▸ **Exercise**
Gather all lines from the material that contain the word "subtitle".

▸ **Material provided**

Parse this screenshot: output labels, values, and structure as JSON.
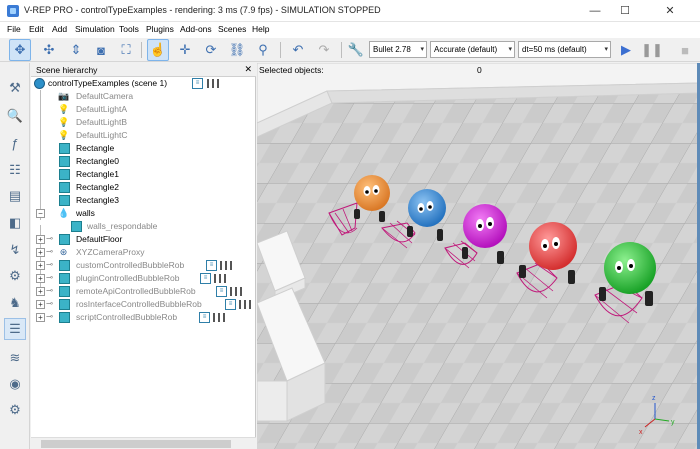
{
  "window": {
    "title": "V-REP PRO - controlTypeExamples - rendering: 3 ms (7.9 fps) - SIMULATION STOPPED",
    "minimize": "—",
    "maximize": "☐",
    "close": "✕"
  },
  "menu": [
    "File",
    "Edit",
    "Add",
    "Simulation",
    "Tools",
    "Plugins",
    "Add-ons",
    "Scenes",
    "Help"
  ],
  "toolbar": {
    "engine": "Bullet 2.78",
    "accuracy": "Accurate (default)",
    "timestep": "dt=50 ms (default)"
  },
  "hierarchy": {
    "title": "Scene hierarchy",
    "close": "✕",
    "scene": "controlTypeExamples (scene 1)",
    "items": [
      "DefaultCamera",
      "DefaultLightA",
      "DefaultLightB",
      "DefaultLightC",
      "Rectangle",
      "Rectangle0",
      "Rectangle1",
      "Rectangle2",
      "Rectangle3",
      "walls",
      "walls_respondable",
      "DefaultFloor",
      "XYZCameraProxy",
      "customControlledBubbleRob",
      "pluginControlledBubbleRob",
      "remoteApiControlledBubbleRob",
      "rosInterfaceControlledBubbleRob",
      "scriptControlledBubbleRob"
    ]
  },
  "viewport": {
    "selected_label": "Selected objects:",
    "selected_count": "0",
    "axis_x": "x",
    "axis_y": "y",
    "axis_z": "z"
  },
  "colors": {
    "robot_orange": "#e8903a",
    "robot_blue": "#3a88d0",
    "robot_magenta": "#d22ad6",
    "robot_red": "#e84a4a",
    "robot_green": "#2dbb3a",
    "sensor_cone": "#c0187a",
    "floor": "#c9c9c9",
    "wall": "#f2f2f2"
  }
}
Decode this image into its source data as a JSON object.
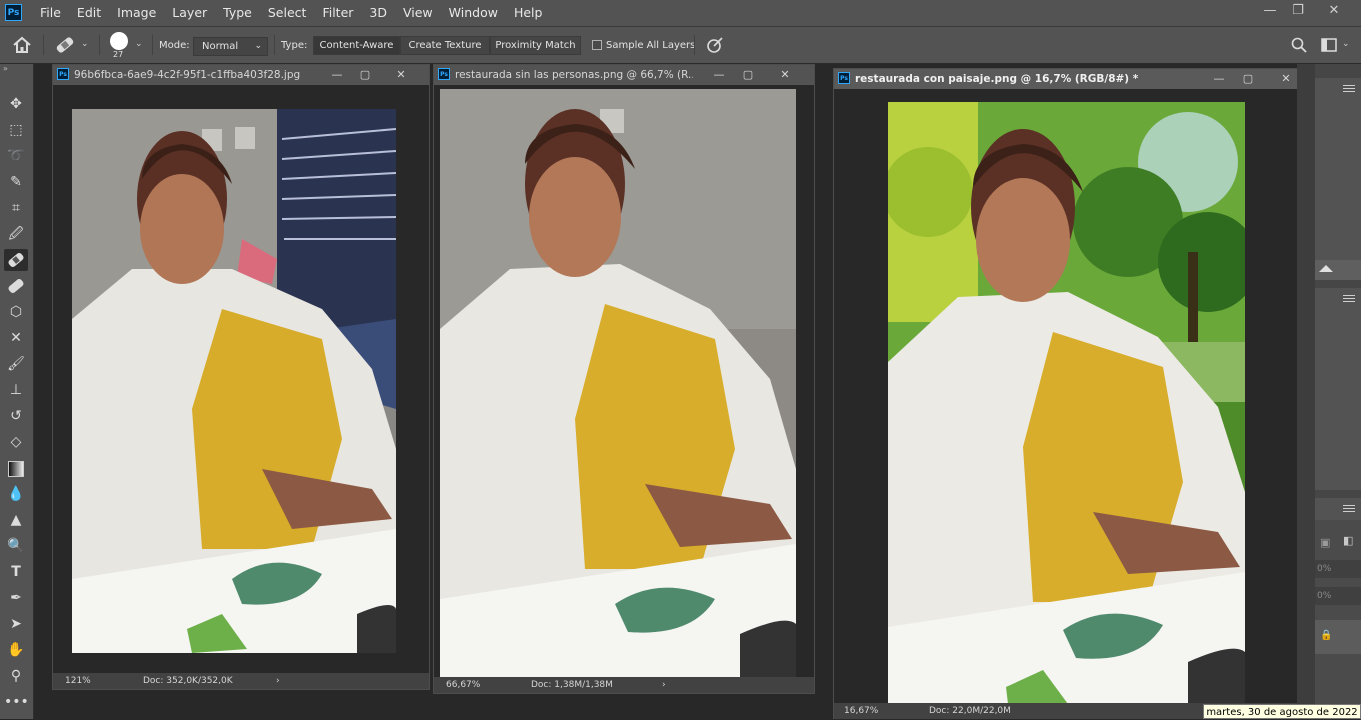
{
  "app": {
    "logo": "Ps"
  },
  "menu": [
    "File",
    "Edit",
    "Image",
    "Layer",
    "Type",
    "Select",
    "Filter",
    "3D",
    "View",
    "Window",
    "Help"
  ],
  "window_controls": {
    "minimize": "—",
    "restore": "❐",
    "close": "✕"
  },
  "options": {
    "brush_size": "27",
    "mode_label": "Mode:",
    "mode_value": "Normal",
    "type_label": "Type:",
    "type_buttons": [
      "Content-Aware",
      "Create Texture",
      "Proximity Match"
    ],
    "sample_all_layers": "Sample All Layers",
    "sample_all_layers_checked": false
  },
  "tool_icons": [
    "move-icon",
    "marquee-icon",
    "lasso-icon",
    "quick-select-icon",
    "crop-icon",
    "eyedropper-icon",
    "spot-healing-brush-icon",
    "healing-brush-icon",
    "patch-icon",
    "red-eye-icon",
    "brush-icon",
    "clone-stamp-icon",
    "history-brush-icon",
    "eraser-icon",
    "gradient-icon",
    "blur-icon",
    "sharpen-icon",
    "dodge-icon",
    "type-icon",
    "pen-icon",
    "path-select-icon",
    "hand-icon",
    "zoom-icon",
    "more-icon"
  ],
  "documents": [
    {
      "title": "96b6fbca-6ae9-4c2f-95f1-c1ffba403f28.jpg @...",
      "zoom": "121%",
      "doc": "Doc: 352,0K/352,0K"
    },
    {
      "title": "restaurada sin las personas.png @ 66,7% (R...",
      "zoom": "66,67%",
      "doc": "Doc: 1,38M/1,38M"
    },
    {
      "title": "restaurada con paisaje.png @ 16,7% (RGB/8#) *",
      "zoom": "16,67%",
      "doc": "Doc: 22,0M/22,0M"
    }
  ],
  "right_panel": {
    "percent_1": "0%",
    "percent_2": "0%"
  },
  "tooltip": "martes, 30 de agosto de 2022",
  "colors": {
    "panel": "#535353",
    "bg": "#282828",
    "accent": "#31a8ff"
  }
}
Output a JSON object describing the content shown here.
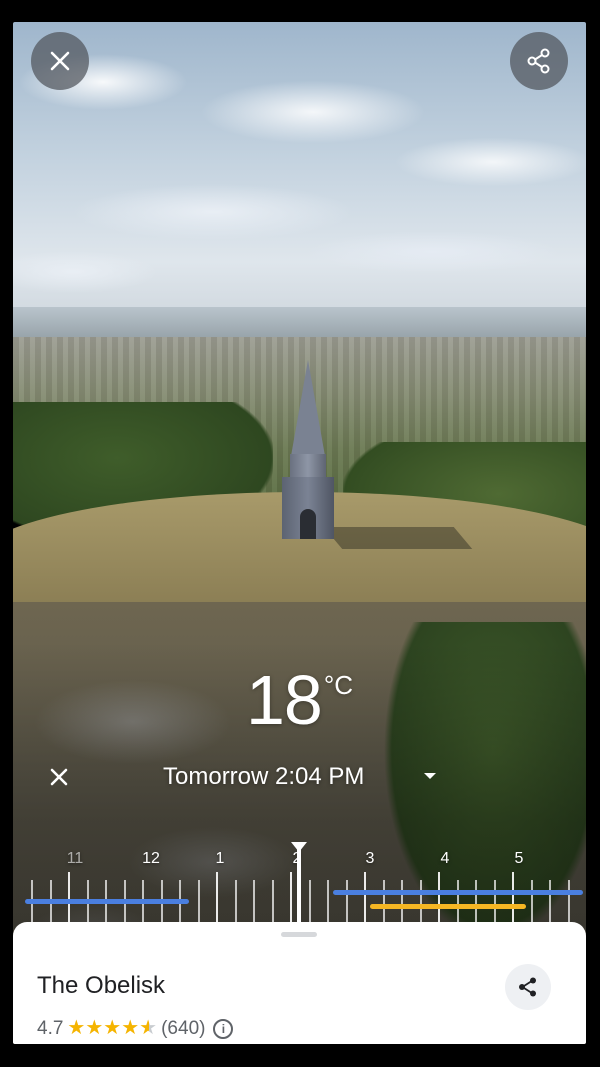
{
  "weather": {
    "temperature": "18",
    "unit": "°C",
    "time_label": "Tomorrow 2:04 PM"
  },
  "timeline": {
    "hours": [
      "11",
      "12",
      "1",
      "2",
      "3",
      "4",
      "5"
    ],
    "colors": {
      "blue": "#4a7fe0",
      "yellow": "#f6b623"
    }
  },
  "place": {
    "name": "The Obelisk",
    "rating": "4.7",
    "rating_value": 4.7,
    "reviews": "(640)"
  }
}
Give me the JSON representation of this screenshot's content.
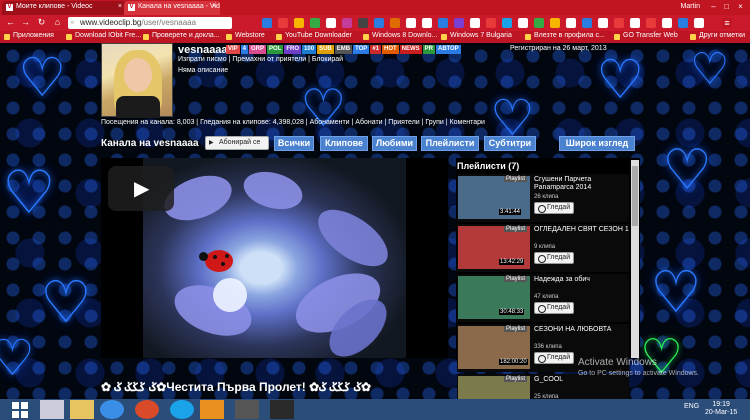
{
  "browser": {
    "tabs": [
      {
        "title": "Моите клипове - Videoc"
      },
      {
        "title": "Канала на vesnaaaa - Vid"
      }
    ],
    "user": "Martin",
    "url_host": "www.videoclip.bg",
    "url_path": "/user/vesnaaaa",
    "bookmarks": [
      "Приложения",
      "Download IObit Fre...",
      "Проверете и докла...",
      "Webstore",
      "YouTube Downloader",
      "Windows 8 Downlo...",
      "Windows 7 Bulgaria",
      "Влезте в профила с...",
      "GO Transfer Web",
      "Други отметки"
    ]
  },
  "channel": {
    "username": "vesnaaaa",
    "badges": [
      {
        "text": "VIP",
        "color": "#e04848"
      },
      {
        "text": "4",
        "color": "#2c7be5"
      },
      {
        "text": "GRP",
        "color": "#d94c8f"
      },
      {
        "text": "POL",
        "color": "#2c9a3c"
      },
      {
        "text": "FRO",
        "color": "#6f3fc8"
      },
      {
        "text": "100",
        "color": "#1c7dd0"
      },
      {
        "text": "SUB",
        "color": "#e0a000"
      },
      {
        "text": "EMB",
        "color": "#555555"
      },
      {
        "text": "TOP",
        "color": "#2c7be5"
      },
      {
        "text": "#1",
        "color": "#cc2a2a"
      },
      {
        "text": "HOT",
        "color": "#e05a00"
      },
      {
        "text": "NEWS",
        "color": "#c81e1e"
      },
      {
        "text": "PR",
        "color": "#2c9a3c"
      },
      {
        "text": "АВТОР",
        "color": "#2c7be5"
      }
    ],
    "registered": "Регистриран на 26 март, 2013",
    "links": "Изпрати писмо | Премахни от приятели | Блокирай",
    "no_name": "Няма описание",
    "stats": "Посещения на канала: 8,003 | Гледания на клипове: 4,398,028 | Абонаменти | Абонати | Приятели | Групи | Коментари",
    "channel_title": "Канала на vesnaaaa",
    "subscribe_label": "Абонирай се",
    "tabs": [
      "Всички",
      "Клипове",
      "Любими",
      "Плейлисти",
      "Субтитри"
    ],
    "wide_label": "Широк изглед",
    "video_caption": "✿ ݢ ݢݢݢ ݢ✿Честита Първа Пролет! ✿ݢ ݢݢݢ ݢ✿"
  },
  "playlists": {
    "title": "Плейлисти (7)",
    "tag": "Playlist",
    "watch_label": "Гледай",
    "items": [
      {
        "name": "Сгушени Парчета Panamparca 2014",
        "clips": "26 клипа",
        "duration": "3:41:44",
        "thumb": "#4a6a8a"
      },
      {
        "name": "ОГЛЕДАЛЕН СВЯТ СЕЗОН 1",
        "clips": "9 клипа",
        "duration": "13:42:29",
        "thumb": "#b23a3a"
      },
      {
        "name": "Надежда за обич",
        "clips": "47 клипа",
        "duration": "30:48:33",
        "thumb": "#3a7a5a"
      },
      {
        "name": "СЕЗОНИ НА ЛЮБОВТА",
        "clips": "336 клипа",
        "duration": "182:00:20",
        "thumb": "#8a6a4a"
      },
      {
        "name": "G_COOL",
        "clips": "25 клипа",
        "duration": "1:52:27",
        "thumb": "#7a7a4a"
      }
    ]
  },
  "activation": {
    "line1": "Activate Windows",
    "line2": "Go to PC settings to activate Windows."
  },
  "taskbar": {
    "lang": "ENG",
    "time": "19:19",
    "date": "20-Mar-15"
  }
}
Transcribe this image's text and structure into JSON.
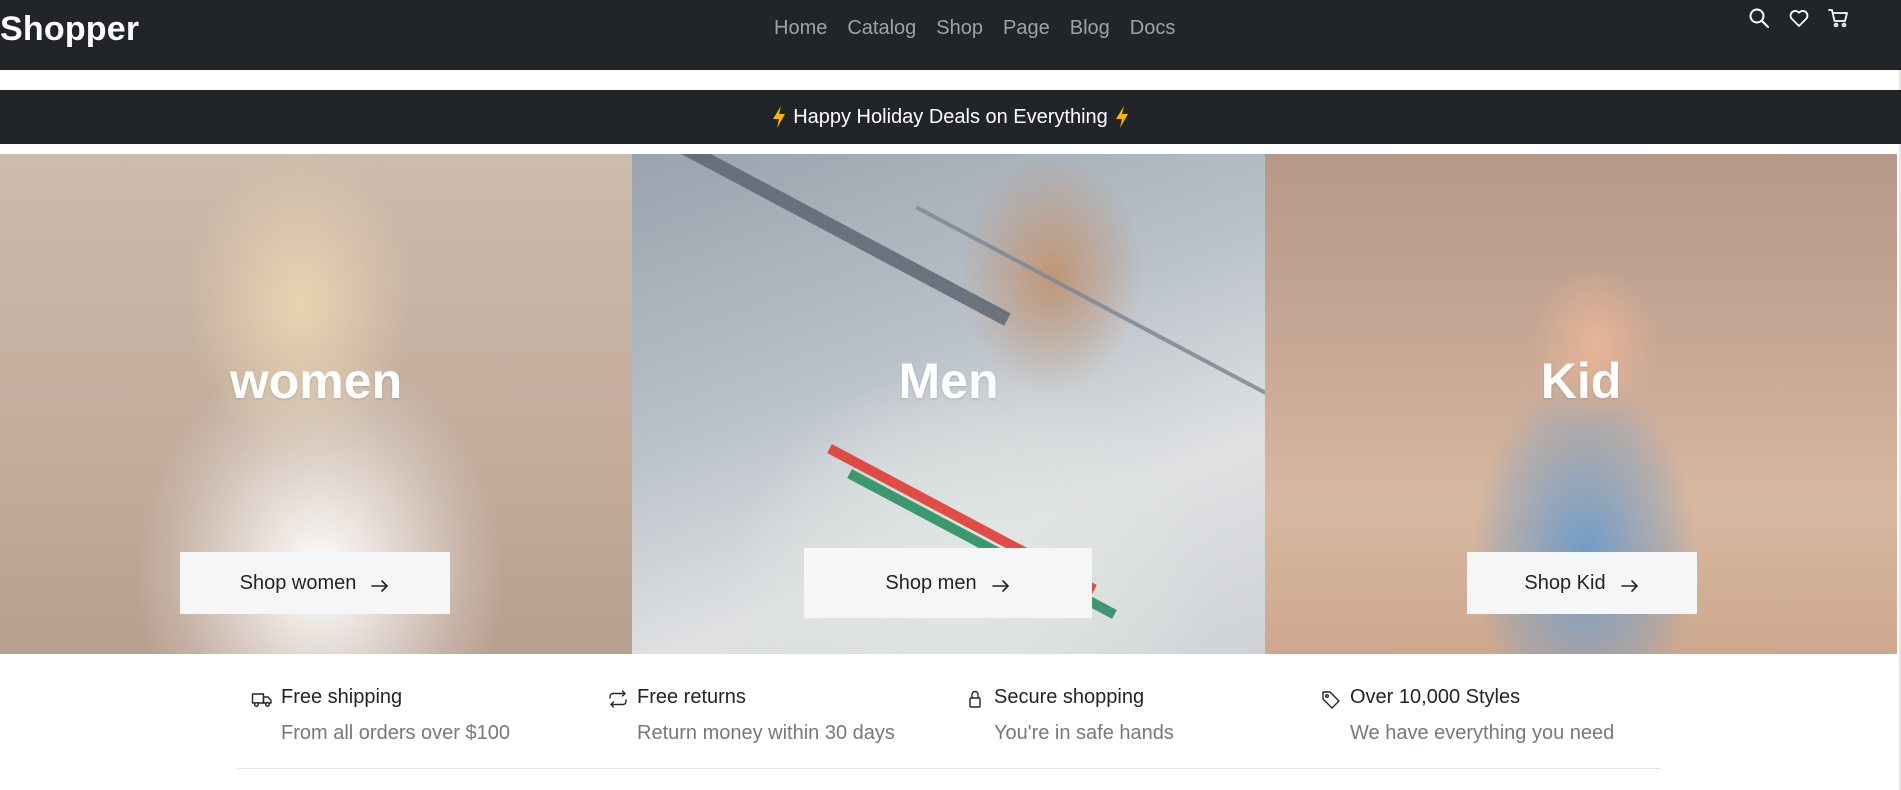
{
  "navbar": {
    "brand": "Shopper",
    "links": [
      "Home",
      "Catalog",
      "Shop",
      "Page",
      "Blog",
      "Docs"
    ],
    "icons": [
      "search-icon",
      "heart-icon",
      "cart-icon"
    ]
  },
  "promo": {
    "text": "Happy Holiday Deals on Everything",
    "icon": "lightning-icon",
    "accent": "#f5b70a"
  },
  "hero": {
    "panels": [
      {
        "title": "women",
        "button": "Shop women"
      },
      {
        "title": "Men",
        "button": "Shop men"
      },
      {
        "title": "Kid",
        "button": "Shop Kid"
      }
    ]
  },
  "features": [
    {
      "icon": "truck-icon",
      "title": "Free shipping",
      "subtitle": "From all orders over $100"
    },
    {
      "icon": "repeat-icon",
      "title": "Free returns",
      "subtitle": "Return money within 30 days"
    },
    {
      "icon": "lock-icon",
      "title": "Secure shopping",
      "subtitle": "You're in safe hands"
    },
    {
      "icon": "tag-icon",
      "title": "Over 10,000 Styles",
      "subtitle": "We have everything you need"
    }
  ],
  "colors": {
    "navbar_bg": "#212529",
    "nav_link": "#9ea3a8",
    "button_bg": "#f4f6f8",
    "muted_text": "#727980"
  }
}
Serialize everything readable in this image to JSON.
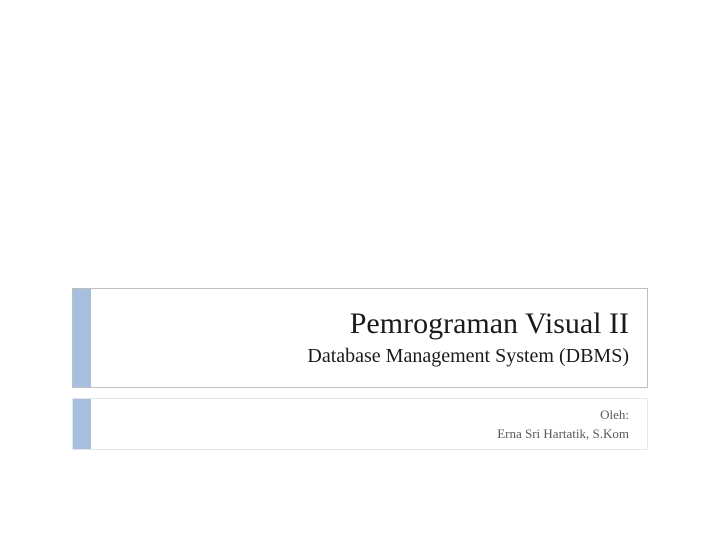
{
  "slide": {
    "title": "Pemrograman Visual II",
    "subtitle": "Database Management System (DBMS)",
    "author_label": "Oleh:",
    "author_name": "Erna Sri Hartatik, S.Kom"
  }
}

▸ **Finished answer**
      "subtitle": "From all orders over $100"
      "subtitle": "Return money within 30 days"
      "subtitle": "You're in safe hands"
      "subtitle": "We have everything you need"
    "subtitle": "Database Management System (DBMS)",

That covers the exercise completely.